Stored records
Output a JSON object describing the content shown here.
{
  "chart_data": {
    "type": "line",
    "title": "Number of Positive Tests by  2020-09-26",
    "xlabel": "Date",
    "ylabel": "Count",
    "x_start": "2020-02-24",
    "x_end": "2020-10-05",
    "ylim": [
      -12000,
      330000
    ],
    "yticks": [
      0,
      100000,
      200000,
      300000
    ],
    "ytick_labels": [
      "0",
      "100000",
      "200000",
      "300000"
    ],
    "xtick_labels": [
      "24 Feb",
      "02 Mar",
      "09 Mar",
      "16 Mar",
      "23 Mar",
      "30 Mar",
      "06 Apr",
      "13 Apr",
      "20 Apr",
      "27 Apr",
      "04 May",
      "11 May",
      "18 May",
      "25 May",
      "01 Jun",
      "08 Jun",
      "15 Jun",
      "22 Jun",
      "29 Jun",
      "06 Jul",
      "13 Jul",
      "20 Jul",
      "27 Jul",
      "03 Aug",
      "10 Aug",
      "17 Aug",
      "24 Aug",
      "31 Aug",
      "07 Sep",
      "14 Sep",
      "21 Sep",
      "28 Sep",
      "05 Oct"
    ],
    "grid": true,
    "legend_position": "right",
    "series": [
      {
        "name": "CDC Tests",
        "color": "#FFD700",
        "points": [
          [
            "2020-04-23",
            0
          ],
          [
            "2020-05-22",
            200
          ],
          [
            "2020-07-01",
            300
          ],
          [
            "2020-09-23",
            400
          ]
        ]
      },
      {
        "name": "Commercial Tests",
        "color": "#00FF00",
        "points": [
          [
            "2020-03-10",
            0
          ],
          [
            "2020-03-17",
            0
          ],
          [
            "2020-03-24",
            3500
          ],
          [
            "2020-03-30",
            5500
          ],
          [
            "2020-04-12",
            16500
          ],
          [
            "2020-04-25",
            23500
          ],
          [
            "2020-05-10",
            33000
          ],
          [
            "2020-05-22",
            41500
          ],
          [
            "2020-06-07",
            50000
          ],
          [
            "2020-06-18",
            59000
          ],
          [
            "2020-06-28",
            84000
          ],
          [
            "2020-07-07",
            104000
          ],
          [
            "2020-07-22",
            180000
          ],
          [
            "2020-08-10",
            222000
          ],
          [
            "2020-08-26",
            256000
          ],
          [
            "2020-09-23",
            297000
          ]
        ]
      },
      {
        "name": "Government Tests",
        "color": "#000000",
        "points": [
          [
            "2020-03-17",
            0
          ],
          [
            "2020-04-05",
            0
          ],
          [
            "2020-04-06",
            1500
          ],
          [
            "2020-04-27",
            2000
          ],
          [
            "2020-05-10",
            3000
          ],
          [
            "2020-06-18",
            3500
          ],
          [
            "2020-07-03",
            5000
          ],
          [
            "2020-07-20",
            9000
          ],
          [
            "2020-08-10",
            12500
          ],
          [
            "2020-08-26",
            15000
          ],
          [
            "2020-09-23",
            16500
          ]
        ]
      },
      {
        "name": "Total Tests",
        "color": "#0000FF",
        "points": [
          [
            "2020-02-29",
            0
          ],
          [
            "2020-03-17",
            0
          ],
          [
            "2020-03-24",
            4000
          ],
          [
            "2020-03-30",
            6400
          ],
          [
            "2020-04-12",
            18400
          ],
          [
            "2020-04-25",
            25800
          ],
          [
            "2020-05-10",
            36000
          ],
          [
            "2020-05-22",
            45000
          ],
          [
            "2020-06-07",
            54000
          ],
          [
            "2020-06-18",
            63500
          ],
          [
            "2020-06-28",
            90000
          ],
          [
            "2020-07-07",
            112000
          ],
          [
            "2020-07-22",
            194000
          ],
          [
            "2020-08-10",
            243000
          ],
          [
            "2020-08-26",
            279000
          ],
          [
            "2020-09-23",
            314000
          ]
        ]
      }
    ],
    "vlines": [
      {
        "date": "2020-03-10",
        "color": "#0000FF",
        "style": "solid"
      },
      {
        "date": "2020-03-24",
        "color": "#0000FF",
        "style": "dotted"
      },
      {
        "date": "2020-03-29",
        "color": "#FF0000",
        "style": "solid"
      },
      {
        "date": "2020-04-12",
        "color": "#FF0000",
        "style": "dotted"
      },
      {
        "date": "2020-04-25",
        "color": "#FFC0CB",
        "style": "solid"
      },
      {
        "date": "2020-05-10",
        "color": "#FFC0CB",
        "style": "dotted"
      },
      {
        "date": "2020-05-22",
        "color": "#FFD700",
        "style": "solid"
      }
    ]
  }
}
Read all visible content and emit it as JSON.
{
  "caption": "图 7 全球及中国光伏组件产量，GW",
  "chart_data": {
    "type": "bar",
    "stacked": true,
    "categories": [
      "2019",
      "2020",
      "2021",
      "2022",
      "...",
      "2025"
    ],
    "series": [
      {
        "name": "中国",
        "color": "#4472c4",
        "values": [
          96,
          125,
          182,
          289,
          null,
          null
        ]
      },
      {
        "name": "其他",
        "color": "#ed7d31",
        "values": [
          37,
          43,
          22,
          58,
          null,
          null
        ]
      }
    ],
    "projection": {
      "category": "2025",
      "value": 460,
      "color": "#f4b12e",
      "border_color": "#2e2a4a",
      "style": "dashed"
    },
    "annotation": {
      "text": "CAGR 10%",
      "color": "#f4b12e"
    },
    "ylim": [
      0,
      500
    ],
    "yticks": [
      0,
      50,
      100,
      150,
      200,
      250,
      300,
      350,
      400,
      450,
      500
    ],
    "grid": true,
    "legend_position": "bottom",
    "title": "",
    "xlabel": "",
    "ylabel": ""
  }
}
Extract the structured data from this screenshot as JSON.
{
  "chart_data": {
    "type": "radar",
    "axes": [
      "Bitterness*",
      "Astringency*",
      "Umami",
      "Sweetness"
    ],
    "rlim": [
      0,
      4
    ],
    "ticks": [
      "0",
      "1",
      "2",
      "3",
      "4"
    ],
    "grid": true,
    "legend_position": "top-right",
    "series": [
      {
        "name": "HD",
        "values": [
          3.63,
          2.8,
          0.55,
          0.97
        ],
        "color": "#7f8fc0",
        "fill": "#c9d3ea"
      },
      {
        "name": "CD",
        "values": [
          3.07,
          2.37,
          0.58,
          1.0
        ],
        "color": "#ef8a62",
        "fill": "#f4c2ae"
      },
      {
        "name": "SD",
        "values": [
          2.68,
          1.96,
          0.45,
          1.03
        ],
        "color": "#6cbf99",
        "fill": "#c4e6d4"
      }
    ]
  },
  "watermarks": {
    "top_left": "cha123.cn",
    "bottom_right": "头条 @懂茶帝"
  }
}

What the task asks
Pick each line holding the word "fill" out of the data and copy it.

Finished exercise
        "fill": "#c9d3ea"
        "fill": "#f4c2ae"
        "fill": "#c4e6d4"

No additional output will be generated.